------ SUPPLIED MATERIAL
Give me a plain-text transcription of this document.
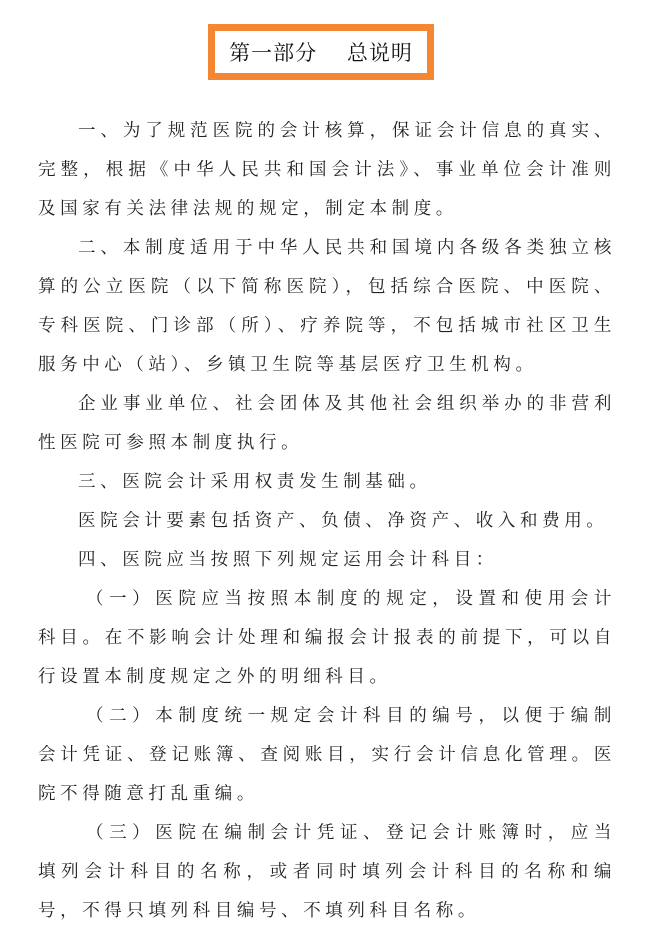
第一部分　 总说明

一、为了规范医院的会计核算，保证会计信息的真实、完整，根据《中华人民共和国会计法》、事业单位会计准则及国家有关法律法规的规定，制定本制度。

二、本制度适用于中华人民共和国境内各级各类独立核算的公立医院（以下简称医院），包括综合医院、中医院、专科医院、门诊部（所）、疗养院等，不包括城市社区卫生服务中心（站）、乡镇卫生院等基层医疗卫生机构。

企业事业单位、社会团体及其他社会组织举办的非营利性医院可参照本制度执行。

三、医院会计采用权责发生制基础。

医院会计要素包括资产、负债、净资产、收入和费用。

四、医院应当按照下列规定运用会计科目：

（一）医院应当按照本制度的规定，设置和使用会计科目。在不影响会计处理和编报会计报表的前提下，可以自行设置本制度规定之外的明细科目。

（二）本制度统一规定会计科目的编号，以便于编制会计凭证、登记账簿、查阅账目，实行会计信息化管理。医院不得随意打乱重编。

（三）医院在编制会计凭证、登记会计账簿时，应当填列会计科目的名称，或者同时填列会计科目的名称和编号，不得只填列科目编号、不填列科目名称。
------------
* **SET TASK**
In the copy, include all records verbatim but no images.

* **RESPONSE TO THIS TASK**
Give me a plain-text transcription of this document.
第一部分　 总说明

一、为了规范医院的会计核算，保证会计信息的真实、完整，根据《中华人民共和国会计法》、事业单位会计准则及国家有关法律法规的规定，制定本制度。

二、本制度适用于中华人民共和国境内各级各类独立核算的公立医院（以下简称医院），包括综合医院、中医院、专科医院、门诊部（所）、疗养院等，不包括城市社区卫生服务中心（站）、乡镇卫生院等基层医疗卫生机构。

企业事业单位、社会团体及其他社会组织举办的非营利性医院可参照本制度执行。

三、医院会计采用权责发生制基础。

医院会计要素包括资产、负债、净资产、收入和费用。

四、医院应当按照下列规定运用会计科目：

（一）医院应当按照本制度的规定，设置和使用会计科目。在不影响会计处理和编报会计报表的前提下，可以自行设置本制度规定之外的明细科目。

（二）本制度统一规定会计科目的编号，以便于编制会计凭证、登记账簿、查阅账目，实行会计信息化管理。医院不得随意打乱重编。

（三）医院在编制会计凭证、登记会计账簿时，应当填列会计科目的名称，或者同时填列会计科目的名称和编号，不得只填列科目编号、不填列科目名称。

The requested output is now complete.